- Collected data entries:
··········
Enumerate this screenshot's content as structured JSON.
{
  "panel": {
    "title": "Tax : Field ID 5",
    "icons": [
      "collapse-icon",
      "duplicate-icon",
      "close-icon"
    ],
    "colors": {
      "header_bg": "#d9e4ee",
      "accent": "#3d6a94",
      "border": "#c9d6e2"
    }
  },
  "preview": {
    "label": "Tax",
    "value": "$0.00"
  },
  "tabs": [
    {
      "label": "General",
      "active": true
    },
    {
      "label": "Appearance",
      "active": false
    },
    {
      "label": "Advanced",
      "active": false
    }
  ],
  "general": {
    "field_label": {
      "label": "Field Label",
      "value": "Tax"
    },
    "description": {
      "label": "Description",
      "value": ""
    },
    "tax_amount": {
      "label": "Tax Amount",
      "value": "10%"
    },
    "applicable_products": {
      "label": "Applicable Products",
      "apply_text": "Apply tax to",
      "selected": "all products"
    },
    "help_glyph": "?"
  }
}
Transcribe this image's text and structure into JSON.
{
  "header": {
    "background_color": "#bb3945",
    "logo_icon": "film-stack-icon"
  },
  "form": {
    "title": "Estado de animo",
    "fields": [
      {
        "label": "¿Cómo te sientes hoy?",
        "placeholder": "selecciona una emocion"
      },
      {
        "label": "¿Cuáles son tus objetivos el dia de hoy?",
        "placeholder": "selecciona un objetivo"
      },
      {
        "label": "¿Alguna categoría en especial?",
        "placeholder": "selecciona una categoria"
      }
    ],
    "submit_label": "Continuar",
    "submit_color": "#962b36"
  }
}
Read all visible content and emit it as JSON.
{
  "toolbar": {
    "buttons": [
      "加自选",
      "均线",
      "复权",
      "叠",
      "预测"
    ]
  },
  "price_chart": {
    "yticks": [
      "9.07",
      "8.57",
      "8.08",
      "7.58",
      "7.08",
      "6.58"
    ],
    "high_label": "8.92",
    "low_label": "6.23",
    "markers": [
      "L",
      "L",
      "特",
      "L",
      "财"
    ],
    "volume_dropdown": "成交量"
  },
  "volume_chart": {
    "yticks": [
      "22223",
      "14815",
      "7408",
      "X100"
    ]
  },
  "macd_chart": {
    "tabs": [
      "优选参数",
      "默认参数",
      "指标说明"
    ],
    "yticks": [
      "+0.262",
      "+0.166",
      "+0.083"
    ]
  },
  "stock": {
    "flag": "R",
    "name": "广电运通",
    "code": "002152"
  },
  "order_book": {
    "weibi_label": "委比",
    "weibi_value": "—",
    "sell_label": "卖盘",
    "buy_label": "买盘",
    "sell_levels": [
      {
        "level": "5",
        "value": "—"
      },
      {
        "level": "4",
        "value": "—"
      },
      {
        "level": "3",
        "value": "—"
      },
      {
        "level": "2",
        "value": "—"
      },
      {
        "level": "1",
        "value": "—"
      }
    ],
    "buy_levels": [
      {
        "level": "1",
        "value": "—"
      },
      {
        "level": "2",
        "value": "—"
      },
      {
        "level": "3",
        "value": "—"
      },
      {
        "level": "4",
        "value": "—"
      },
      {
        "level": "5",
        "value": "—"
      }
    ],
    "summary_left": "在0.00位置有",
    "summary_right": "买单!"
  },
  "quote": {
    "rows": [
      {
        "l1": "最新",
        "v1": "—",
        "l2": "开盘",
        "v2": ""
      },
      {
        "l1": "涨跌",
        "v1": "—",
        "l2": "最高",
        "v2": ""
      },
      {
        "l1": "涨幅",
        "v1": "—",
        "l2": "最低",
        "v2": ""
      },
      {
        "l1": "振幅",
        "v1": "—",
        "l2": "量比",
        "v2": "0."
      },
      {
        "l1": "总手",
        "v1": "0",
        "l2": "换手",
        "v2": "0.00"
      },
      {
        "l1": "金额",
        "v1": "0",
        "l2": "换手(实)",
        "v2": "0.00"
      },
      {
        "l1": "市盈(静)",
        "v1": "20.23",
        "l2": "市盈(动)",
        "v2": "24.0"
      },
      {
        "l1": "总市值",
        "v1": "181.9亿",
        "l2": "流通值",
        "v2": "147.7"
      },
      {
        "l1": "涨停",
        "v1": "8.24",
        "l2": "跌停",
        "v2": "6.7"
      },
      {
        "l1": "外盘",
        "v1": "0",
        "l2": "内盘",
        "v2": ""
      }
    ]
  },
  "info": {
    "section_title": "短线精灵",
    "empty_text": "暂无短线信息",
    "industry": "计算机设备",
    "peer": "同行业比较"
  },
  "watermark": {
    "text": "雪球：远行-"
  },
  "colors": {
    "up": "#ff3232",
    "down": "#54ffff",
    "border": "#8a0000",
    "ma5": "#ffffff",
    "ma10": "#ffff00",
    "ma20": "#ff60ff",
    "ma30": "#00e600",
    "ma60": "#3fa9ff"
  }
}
··········
- Direction:
The entries above should be repeated exactly, every one of them.

- Solution to this task:
Enumerate this screenshot's content as structured JSON.
{
  "panel": {
    "title": "Tax : Field ID 5",
    "icons": [
      "collapse-icon",
      "duplicate-icon",
      "close-icon"
    ],
    "colors": {
      "header_bg": "#d9e4ee",
      "accent": "#3d6a94",
      "border": "#c9d6e2"
    }
  },
  "preview": {
    "label": "Tax",
    "value": "$0.00"
  },
  "tabs": [
    {
      "label": "General",
      "active": true
    },
    {
      "label": "Appearance",
      "active": false
    },
    {
      "label": "Advanced",
      "active": false
    }
  ],
  "general": {
    "field_label": {
      "label": "Field Label",
      "value": "Tax"
    },
    "description": {
      "label": "Description",
      "value": ""
    },
    "tax_amount": {
      "label": "Tax Amount",
      "value": "10%"
    },
    "applicable_products": {
      "label": "Applicable Products",
      "apply_text": "Apply tax to",
      "selected": "all products"
    },
    "help_glyph": "?"
  }
}
Transcribe this image's text and structure into JSON.
{
  "header": {
    "background_color": "#bb3945",
    "logo_icon": "film-stack-icon"
  },
  "form": {
    "title": "Estado de animo",
    "fields": [
      {
        "label": "¿Cómo te sientes hoy?",
        "placeholder": "selecciona una emocion"
      },
      {
        "label": "¿Cuáles son tus objetivos el dia de hoy?",
        "placeholder": "selecciona un objetivo"
      },
      {
        "label": "¿Alguna categoría en especial?",
        "placeholder": "selecciona una categoria"
      }
    ],
    "submit_label": "Continuar",
    "submit_color": "#962b36"
  }
}
Read all visible content and emit it as JSON.
{
  "toolbar": {
    "buttons": [
      "加自选",
      "均线",
      "复权",
      "叠",
      "预测"
    ]
  },
  "price_chart": {
    "yticks": [
      "9.07",
      "8.57",
      "8.08",
      "7.58",
      "7.08",
      "6.58"
    ],
    "high_label": "8.92",
    "low_label": "6.23",
    "markers": [
      "L",
      "L",
      "特",
      "L",
      "财"
    ],
    "volume_dropdown": "成交量"
  },
  "volume_chart": {
    "yticks": [
      "22223",
      "14815",
      "7408",
      "X100"
    ]
  },
  "macd_chart": {
    "tabs": [
      "优选参数",
      "默认参数",
      "指标说明"
    ],
    "yticks": [
      "+0.262",
      "+0.166",
      "+0.083"
    ]
  },
  "stock": {
    "flag": "R",
    "name": "广电运通",
    "code": "002152"
  },
  "order_book": {
    "weibi_label": "委比",
    "weibi_value": "—",
    "sell_label": "卖盘",
    "buy_label": "买盘",
    "sell_levels": [
      {
        "level": "5",
        "value": "—"
      },
      {
        "level": "4",
        "value": "—"
      },
      {
        "level": "3",
        "value": "—"
      },
      {
        "level": "2",
        "value": "—"
      },
      {
        "level": "1",
        "value": "—"
      }
    ],
    "buy_levels": [
      {
        "level": "1",
        "value": "—"
      },
      {
        "level": "2",
        "value": "—"
      },
      {
        "level": "3",
        "value": "—"
      },
      {
        "level": "4",
        "value": "—"
      },
      {
        "level": "5",
        "value": "—"
      }
    ],
    "summary_left": "在0.00位置有",
    "summary_right": "买单!"
  },
  "quote": {
    "rows": [
      {
        "l1": "最新",
        "v1": "—",
        "l2": "开盘",
        "v2": ""
      },
      {
        "l1": "涨跌",
        "v1": "—",
        "l2": "最高",
        "v2": ""
      },
      {
        "l1": "涨幅",
        "v1": "—",
        "l2": "最低",
        "v2": ""
      },
      {
        "l1": "振幅",
        "v1": "—",
        "l2": "量比",
        "v2": "0."
      },
      {
        "l1": "总手",
        "v1": "0",
        "l2": "换手",
        "v2": "0.00"
      },
      {
        "l1": "金额",
        "v1": "0",
        "l2": "换手(实)",
        "v2": "0.00"
      },
      {
        "l1": "市盈(静)",
        "v1": "20.23",
        "l2": "市盈(动)",
        "v2": "24.0"
      },
      {
        "l1": "总市值",
        "v1": "181.9亿",
        "l2": "流通值",
        "v2": "147.7"
      },
      {
        "l1": "涨停",
        "v1": "8.24",
        "l2": "跌停",
        "v2": "6.7"
      },
      {
        "l1": "外盘",
        "v1": "0",
        "l2": "内盘",
        "v2": ""
      }
    ]
  },
  "info": {
    "section_title": "短线精灵",
    "empty_text": "暂无短线信息",
    "industry": "计算机设备",
    "peer": "同行业比较"
  },
  "watermark": {
    "text": "雪球：远行-"
  },
  "colors": {
    "up": "#ff3232",
    "down": "#54ffff",
    "border": "#8a0000",
    "ma5": "#ffffff",
    "ma10": "#ffff00",
    "ma20": "#ff60ff",
    "ma30": "#00e600",
    "ma60": "#3fa9ff"
  }
}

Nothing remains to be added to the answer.